*Work to be completed*. Copy exactly the lines of the records below, starting at the line that contains "Type out the text in this image." and continuing through the last line, both included; omit any pictures.

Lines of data
- - -

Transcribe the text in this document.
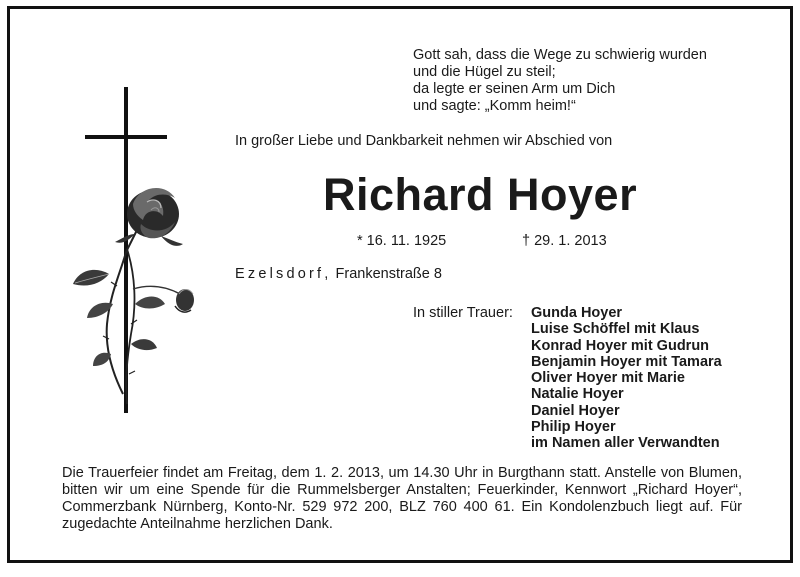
Gott sah, dass die Wege zu schwierig wurden
und die Hügel zu steil;
da legte er seinen Arm um Dich
und sagte: „Komm heim!“
In großer Liebe und Dankbarkeit nehmen wir Abschied von
Richard Hoyer
* 16. 11. 1925	† 29. 1. 2013
Ezelsdorf, Frankenstraße 8
In stiller Trauer: Gunda Hoyer
Luise Schöffel mit Klaus
Konrad Hoyer mit Gudrun
Benjamin Hoyer mit Tamara
Oliver Hoyer mit Marie
Natalie Hoyer
Daniel Hoyer
Philip Hoyer
im Namen aller Verwandten
Die Trauerfeier findet am Freitag, dem 1. 2. 2013, um 14.30 Uhr in Burgthann statt. Anstelle von Blumen, bitten wir um eine Spende für die Rummelsberger Anstalten; Feuerkinder, Kennwort „Richard Hoyer“, Commerzbank Nürnberg, Konto-Nr. 529 972 200, BLZ 760 400 61. Ein Kondolenzbuch liegt auf. Für zugedachte Anteilnahme herzlichen Dank.
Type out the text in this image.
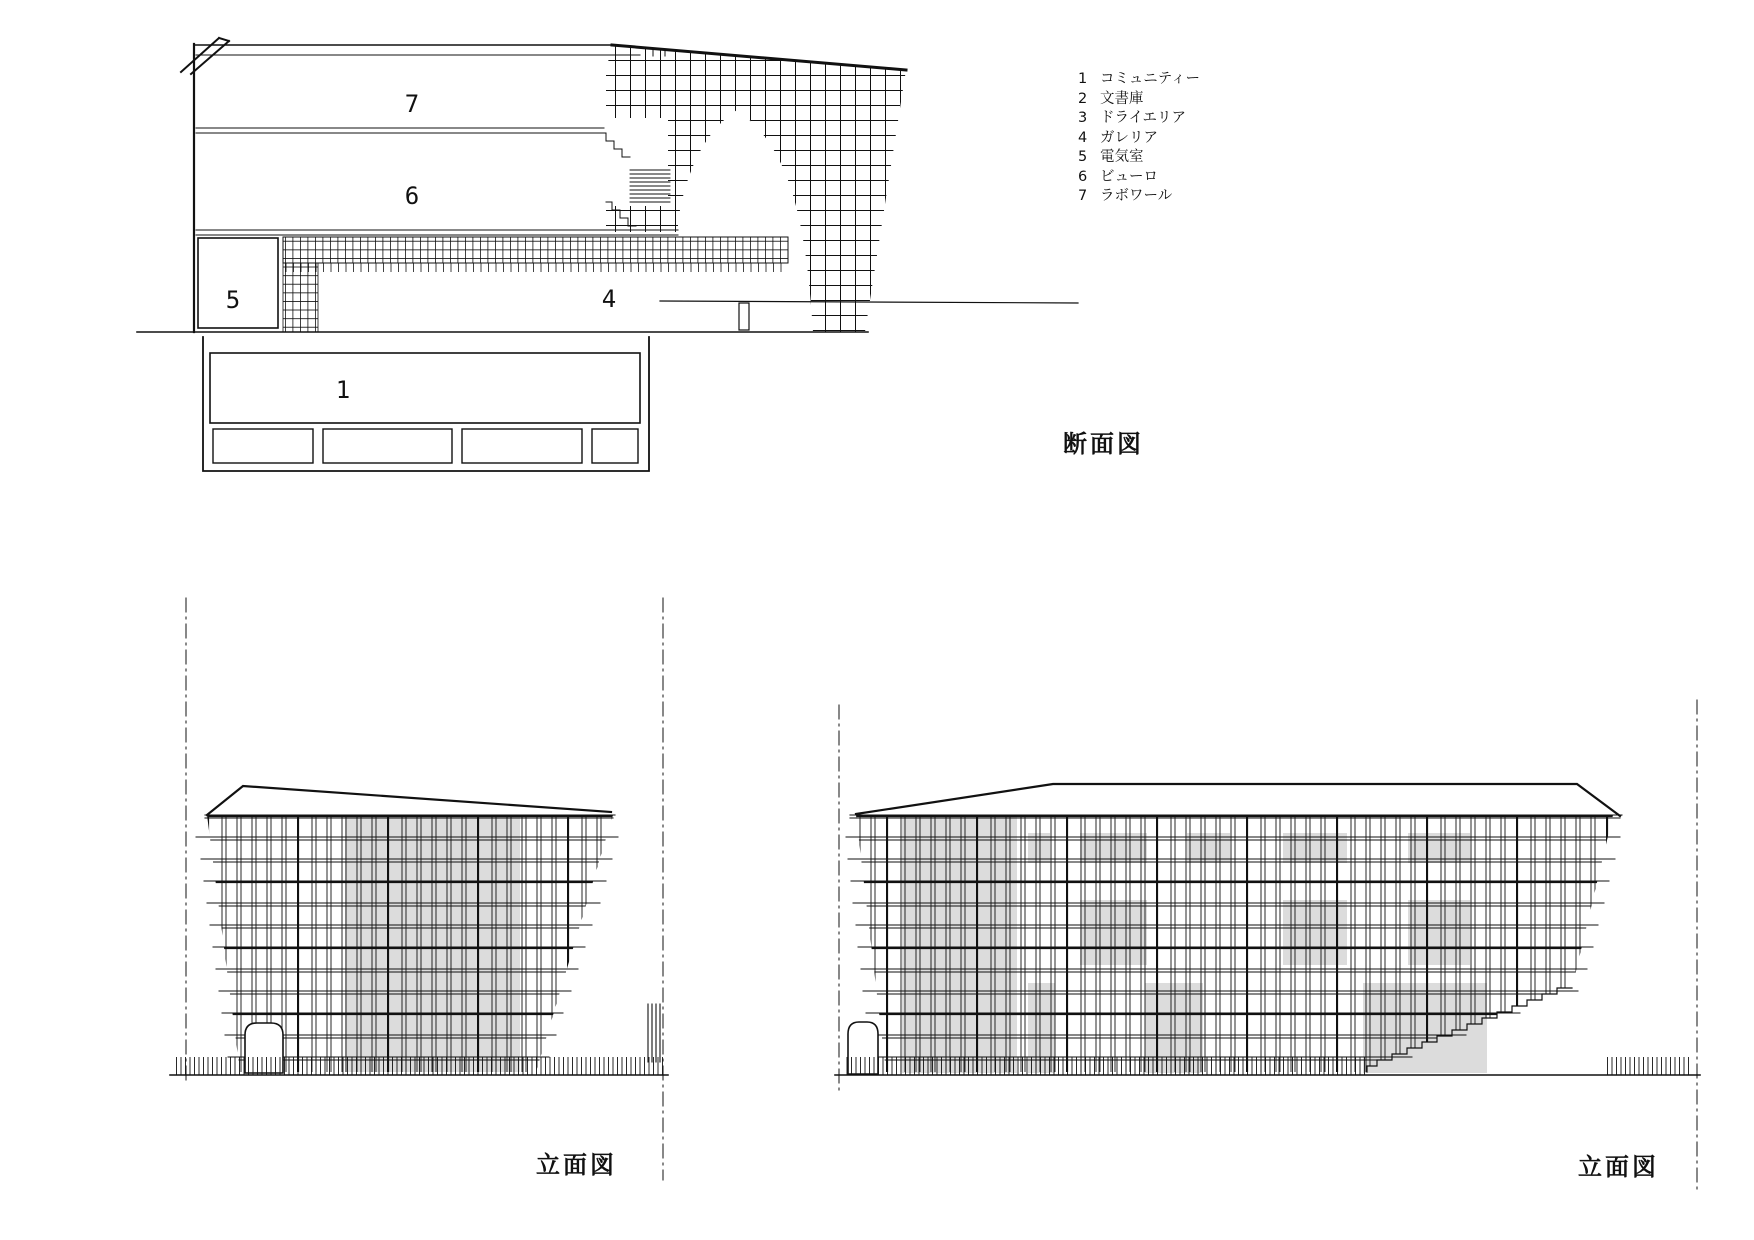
7
6
5	4
1
1 コミュニティー
2 文書庫
3 ドライエリア
4 ガレリア
5 電気室
6 ビューロ
7 ラボワール
断面図
立面図	立面図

- - -

*Completed task*.
Type out the text in this image.
7
6
5	4
1
1 コミュニティー
2 文書庫
3 ドライエリア
4 ガレリア
5 電気室
6 ビューロ
7 ラボワール
断面図
立面図	立面図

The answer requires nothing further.